----- DATASET RECORDS -----
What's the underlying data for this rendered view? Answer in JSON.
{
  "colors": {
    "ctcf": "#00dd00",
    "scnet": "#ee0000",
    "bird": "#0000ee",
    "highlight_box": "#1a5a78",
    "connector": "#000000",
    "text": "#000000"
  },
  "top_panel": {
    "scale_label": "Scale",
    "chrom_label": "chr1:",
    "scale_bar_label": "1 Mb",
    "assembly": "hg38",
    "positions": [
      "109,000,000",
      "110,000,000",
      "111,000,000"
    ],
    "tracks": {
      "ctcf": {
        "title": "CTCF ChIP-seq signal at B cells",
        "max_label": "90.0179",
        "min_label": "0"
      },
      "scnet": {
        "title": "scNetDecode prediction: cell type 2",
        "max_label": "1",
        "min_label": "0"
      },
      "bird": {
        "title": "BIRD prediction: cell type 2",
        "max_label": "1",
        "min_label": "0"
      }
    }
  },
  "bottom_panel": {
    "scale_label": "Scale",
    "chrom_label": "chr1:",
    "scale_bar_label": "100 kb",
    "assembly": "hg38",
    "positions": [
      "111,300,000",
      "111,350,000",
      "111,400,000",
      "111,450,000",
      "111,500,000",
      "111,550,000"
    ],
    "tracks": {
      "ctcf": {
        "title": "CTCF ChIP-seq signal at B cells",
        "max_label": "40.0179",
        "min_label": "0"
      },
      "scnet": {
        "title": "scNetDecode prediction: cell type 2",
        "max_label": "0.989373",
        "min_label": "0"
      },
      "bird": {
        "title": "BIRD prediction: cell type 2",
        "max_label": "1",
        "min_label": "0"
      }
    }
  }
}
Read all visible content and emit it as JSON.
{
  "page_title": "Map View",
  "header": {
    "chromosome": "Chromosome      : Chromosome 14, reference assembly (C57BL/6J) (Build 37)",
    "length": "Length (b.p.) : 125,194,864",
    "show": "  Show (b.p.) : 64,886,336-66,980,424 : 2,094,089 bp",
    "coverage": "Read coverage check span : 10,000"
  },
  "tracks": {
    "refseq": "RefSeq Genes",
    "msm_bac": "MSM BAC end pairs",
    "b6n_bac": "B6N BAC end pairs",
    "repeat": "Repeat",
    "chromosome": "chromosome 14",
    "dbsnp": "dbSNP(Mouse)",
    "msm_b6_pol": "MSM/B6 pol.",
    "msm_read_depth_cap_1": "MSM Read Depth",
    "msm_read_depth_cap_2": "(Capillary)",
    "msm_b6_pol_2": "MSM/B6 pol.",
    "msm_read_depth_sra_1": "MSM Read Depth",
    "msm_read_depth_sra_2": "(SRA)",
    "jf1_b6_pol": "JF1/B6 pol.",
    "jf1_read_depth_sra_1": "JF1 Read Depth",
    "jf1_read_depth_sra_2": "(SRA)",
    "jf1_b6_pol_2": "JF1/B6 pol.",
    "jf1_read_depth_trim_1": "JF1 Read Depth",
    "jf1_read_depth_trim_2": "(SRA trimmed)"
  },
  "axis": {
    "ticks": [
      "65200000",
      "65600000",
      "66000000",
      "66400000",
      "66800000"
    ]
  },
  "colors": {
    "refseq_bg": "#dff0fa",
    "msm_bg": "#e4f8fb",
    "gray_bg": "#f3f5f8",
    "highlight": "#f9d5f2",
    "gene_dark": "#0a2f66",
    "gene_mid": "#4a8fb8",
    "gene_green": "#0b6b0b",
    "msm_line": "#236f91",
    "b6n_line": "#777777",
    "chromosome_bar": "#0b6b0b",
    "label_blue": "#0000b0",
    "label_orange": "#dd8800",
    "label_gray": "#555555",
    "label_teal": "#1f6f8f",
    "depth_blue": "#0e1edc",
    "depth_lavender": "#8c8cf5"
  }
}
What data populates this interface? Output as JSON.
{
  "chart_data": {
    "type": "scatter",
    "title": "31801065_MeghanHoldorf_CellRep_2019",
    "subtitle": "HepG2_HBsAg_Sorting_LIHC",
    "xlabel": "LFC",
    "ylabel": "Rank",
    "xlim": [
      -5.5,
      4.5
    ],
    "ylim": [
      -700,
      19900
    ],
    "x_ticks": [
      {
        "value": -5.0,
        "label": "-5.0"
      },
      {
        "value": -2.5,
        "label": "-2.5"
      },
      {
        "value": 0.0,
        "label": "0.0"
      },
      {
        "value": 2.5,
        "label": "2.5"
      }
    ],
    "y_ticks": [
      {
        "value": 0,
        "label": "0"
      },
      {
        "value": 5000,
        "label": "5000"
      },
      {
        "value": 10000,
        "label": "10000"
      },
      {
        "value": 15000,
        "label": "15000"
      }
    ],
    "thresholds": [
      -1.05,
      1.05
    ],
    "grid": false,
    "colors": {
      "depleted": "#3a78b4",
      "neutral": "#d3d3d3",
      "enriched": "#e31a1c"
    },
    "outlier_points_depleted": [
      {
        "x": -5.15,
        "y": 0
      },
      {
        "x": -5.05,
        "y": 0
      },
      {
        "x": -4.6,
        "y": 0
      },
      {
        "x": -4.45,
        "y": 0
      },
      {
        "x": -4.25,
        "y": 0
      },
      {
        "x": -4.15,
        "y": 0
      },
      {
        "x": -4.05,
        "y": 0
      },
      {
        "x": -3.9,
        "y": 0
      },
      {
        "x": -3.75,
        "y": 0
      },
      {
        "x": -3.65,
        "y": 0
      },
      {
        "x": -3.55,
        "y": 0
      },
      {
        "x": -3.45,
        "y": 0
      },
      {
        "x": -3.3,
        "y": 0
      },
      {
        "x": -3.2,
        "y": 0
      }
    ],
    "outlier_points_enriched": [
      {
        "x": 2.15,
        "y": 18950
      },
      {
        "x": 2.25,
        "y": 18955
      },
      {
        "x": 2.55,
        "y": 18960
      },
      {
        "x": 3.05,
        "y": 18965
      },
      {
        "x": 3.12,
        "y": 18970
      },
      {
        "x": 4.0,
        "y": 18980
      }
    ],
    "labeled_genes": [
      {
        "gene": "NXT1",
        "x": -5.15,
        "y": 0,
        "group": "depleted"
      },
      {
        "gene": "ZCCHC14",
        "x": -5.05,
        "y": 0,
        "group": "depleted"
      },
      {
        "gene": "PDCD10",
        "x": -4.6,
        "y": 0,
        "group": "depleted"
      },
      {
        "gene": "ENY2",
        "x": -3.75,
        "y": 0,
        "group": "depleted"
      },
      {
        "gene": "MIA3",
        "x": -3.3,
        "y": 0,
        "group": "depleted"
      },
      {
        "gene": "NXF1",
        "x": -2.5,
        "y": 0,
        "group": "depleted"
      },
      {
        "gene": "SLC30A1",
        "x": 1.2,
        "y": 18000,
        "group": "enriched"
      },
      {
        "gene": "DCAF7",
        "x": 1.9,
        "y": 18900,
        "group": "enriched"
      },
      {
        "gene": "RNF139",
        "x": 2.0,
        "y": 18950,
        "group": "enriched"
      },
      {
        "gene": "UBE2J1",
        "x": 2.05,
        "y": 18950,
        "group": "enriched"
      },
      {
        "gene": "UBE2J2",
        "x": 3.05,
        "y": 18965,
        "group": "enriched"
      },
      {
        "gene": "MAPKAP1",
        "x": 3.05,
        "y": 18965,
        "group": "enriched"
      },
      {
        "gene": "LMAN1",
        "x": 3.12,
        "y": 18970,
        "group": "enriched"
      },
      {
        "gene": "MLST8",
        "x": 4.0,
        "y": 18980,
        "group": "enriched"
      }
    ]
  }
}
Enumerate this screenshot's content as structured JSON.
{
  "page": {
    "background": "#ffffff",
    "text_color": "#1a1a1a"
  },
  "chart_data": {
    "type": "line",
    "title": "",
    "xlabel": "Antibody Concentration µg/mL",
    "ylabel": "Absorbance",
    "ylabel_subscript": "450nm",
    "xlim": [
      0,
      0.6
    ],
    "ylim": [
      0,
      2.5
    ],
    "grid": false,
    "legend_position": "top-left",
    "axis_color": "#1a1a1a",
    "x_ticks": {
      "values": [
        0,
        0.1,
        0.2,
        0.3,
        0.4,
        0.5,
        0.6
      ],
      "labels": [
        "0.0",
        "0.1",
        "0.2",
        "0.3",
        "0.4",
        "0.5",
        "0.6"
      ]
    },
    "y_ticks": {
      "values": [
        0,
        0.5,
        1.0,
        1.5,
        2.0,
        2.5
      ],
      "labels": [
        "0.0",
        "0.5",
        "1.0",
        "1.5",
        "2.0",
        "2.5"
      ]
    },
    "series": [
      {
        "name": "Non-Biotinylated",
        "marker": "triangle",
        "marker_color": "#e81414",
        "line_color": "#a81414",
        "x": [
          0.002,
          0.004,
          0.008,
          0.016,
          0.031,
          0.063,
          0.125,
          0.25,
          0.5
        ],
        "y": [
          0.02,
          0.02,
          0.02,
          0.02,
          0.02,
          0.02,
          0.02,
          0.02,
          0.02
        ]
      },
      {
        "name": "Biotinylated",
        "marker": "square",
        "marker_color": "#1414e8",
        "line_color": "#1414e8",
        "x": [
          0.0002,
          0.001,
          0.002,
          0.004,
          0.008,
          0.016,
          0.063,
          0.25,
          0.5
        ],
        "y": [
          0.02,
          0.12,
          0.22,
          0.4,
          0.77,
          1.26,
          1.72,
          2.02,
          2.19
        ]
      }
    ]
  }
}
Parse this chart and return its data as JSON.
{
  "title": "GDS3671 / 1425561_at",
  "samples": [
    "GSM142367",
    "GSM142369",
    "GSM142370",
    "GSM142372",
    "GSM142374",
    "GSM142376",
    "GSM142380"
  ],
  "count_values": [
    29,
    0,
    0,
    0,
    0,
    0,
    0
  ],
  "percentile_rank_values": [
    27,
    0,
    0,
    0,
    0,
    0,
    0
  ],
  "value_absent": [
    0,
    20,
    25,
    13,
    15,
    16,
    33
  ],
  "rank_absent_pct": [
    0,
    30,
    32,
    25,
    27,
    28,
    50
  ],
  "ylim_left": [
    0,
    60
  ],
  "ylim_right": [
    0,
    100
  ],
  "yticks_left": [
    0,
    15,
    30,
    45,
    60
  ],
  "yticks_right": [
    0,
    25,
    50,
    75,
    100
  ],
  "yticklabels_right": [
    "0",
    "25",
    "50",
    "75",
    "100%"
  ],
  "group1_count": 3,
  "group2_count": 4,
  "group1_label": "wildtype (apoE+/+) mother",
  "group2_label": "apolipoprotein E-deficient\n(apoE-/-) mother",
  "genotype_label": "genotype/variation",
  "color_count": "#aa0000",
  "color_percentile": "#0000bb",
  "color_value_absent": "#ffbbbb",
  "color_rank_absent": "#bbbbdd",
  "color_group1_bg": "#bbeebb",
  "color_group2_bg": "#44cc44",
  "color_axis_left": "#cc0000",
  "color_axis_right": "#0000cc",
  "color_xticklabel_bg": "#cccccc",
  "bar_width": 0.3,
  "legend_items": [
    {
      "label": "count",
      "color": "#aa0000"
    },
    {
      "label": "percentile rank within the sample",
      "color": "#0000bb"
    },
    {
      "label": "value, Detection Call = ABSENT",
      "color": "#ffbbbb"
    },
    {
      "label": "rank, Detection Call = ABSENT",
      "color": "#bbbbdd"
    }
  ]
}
-----
TRY IT: Across the records, how many lines contain "mother"? Only the number should be given.

YOUR SOLUTION: 2